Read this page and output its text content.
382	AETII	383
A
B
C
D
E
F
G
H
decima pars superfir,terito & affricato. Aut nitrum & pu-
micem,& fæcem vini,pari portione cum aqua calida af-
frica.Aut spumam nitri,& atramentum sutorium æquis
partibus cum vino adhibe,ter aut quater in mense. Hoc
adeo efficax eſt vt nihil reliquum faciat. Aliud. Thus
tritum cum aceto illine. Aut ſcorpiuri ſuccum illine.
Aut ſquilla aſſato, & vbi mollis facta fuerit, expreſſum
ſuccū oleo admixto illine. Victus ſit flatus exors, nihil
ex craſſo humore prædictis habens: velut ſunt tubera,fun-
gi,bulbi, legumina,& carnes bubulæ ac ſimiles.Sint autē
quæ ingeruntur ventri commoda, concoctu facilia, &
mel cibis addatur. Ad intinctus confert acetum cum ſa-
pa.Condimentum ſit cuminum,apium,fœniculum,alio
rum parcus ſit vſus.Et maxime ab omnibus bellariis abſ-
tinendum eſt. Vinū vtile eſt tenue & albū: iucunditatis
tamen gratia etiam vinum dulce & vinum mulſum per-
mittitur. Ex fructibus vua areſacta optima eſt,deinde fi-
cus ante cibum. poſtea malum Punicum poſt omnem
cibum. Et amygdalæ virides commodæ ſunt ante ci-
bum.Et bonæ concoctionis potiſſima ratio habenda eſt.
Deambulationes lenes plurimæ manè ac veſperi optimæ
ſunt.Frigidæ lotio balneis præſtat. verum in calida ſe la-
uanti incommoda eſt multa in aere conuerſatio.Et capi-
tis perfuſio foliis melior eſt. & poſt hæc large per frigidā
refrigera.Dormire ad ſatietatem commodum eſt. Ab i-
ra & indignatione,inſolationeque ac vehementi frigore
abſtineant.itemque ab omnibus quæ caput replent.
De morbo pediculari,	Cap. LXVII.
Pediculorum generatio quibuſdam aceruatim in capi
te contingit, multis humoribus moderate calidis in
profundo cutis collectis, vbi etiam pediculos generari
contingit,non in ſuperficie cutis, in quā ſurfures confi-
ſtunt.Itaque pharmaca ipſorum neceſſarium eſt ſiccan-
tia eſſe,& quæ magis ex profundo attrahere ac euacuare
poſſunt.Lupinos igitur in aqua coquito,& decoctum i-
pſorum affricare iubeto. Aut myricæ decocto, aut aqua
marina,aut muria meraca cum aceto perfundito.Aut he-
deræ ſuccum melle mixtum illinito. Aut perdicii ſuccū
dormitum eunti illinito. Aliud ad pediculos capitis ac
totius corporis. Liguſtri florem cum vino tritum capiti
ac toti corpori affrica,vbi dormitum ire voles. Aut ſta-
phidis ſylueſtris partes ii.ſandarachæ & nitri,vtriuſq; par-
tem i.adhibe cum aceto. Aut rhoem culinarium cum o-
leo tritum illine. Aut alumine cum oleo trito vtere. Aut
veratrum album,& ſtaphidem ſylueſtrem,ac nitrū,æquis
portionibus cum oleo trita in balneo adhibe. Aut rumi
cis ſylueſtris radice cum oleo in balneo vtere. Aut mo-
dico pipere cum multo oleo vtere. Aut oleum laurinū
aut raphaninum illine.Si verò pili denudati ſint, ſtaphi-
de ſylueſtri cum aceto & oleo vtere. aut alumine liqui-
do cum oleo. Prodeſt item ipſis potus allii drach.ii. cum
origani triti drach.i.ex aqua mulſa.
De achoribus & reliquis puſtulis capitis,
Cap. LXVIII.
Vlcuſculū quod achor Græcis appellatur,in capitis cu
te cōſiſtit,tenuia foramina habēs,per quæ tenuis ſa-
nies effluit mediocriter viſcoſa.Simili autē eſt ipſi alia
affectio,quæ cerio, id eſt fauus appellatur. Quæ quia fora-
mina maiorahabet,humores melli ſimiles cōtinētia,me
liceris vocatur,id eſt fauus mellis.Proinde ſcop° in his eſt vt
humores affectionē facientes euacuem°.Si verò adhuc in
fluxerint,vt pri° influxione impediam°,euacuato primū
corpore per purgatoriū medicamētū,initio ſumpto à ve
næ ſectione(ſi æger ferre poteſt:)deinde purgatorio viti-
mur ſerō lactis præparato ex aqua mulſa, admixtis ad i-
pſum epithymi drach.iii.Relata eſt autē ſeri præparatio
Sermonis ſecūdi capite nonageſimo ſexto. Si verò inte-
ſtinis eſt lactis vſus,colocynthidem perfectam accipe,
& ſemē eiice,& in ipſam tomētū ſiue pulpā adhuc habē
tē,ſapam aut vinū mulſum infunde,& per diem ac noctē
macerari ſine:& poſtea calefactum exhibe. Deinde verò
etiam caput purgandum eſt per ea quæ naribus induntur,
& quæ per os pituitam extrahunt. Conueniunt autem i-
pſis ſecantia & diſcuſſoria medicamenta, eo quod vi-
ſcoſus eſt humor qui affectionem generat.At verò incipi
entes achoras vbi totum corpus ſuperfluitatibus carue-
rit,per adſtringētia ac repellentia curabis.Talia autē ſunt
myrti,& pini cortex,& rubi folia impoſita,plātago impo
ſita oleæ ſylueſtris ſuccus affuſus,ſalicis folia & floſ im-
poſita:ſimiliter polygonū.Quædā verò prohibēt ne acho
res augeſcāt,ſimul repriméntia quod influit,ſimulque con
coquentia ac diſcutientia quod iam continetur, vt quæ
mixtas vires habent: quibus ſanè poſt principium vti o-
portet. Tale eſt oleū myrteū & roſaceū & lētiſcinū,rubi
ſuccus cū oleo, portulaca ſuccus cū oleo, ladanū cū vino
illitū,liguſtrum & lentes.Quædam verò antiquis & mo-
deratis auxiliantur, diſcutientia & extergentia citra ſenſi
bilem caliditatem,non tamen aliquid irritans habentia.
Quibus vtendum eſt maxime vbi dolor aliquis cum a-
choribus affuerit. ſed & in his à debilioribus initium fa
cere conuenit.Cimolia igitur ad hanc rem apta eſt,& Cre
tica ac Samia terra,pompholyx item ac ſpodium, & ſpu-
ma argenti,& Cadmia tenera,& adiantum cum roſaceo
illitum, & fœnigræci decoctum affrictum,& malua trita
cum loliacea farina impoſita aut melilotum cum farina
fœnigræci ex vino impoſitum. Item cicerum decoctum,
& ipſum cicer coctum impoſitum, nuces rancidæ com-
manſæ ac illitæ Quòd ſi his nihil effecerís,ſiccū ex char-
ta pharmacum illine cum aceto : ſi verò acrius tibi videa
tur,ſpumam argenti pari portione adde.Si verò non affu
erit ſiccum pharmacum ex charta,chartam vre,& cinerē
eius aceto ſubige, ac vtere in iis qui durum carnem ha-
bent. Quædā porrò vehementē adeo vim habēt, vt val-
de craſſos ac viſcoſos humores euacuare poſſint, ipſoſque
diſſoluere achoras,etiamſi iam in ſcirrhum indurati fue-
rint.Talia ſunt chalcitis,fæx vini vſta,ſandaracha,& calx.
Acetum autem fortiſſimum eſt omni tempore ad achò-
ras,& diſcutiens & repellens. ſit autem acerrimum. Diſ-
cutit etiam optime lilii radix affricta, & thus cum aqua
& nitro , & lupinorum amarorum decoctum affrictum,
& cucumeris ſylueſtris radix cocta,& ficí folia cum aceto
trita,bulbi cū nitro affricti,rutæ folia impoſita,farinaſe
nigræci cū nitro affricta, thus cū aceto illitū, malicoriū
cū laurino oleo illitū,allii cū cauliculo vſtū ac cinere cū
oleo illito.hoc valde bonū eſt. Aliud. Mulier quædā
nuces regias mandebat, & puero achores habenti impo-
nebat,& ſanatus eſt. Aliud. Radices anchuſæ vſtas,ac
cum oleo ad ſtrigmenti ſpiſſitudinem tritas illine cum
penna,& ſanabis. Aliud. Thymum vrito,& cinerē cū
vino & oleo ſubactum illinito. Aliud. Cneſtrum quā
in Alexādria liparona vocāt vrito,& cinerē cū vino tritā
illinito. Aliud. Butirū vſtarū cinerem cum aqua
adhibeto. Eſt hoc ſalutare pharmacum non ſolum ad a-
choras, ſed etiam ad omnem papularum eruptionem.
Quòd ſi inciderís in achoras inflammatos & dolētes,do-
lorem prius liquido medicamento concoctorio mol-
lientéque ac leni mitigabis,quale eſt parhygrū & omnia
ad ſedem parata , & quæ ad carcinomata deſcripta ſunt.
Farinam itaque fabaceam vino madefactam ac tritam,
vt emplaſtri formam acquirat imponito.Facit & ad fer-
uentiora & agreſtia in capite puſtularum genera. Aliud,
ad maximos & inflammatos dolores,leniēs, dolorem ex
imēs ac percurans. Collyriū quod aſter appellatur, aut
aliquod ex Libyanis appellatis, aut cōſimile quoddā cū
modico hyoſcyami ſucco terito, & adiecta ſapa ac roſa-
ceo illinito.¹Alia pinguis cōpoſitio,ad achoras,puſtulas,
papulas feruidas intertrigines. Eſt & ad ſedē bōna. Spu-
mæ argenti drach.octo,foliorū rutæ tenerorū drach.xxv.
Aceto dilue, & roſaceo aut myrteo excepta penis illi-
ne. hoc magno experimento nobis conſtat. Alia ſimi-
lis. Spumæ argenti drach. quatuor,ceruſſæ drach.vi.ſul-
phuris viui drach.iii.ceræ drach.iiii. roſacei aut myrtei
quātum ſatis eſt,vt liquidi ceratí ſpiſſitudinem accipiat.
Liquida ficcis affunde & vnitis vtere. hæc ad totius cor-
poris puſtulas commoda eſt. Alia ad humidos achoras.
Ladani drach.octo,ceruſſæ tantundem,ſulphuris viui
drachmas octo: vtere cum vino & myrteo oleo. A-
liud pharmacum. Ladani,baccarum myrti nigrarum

:::

> AIM OF THE EXERCISE
Copy out every line from the material above in which the word "fauus" appears.

> OUTPUT OF THE EXERCISE
affectio,quæ cerio, id eſt fauus appellatur. Quæ quia fora-
liceris vocatur,id eſt fauus mellis.Proinde ſcop° in his eſt vt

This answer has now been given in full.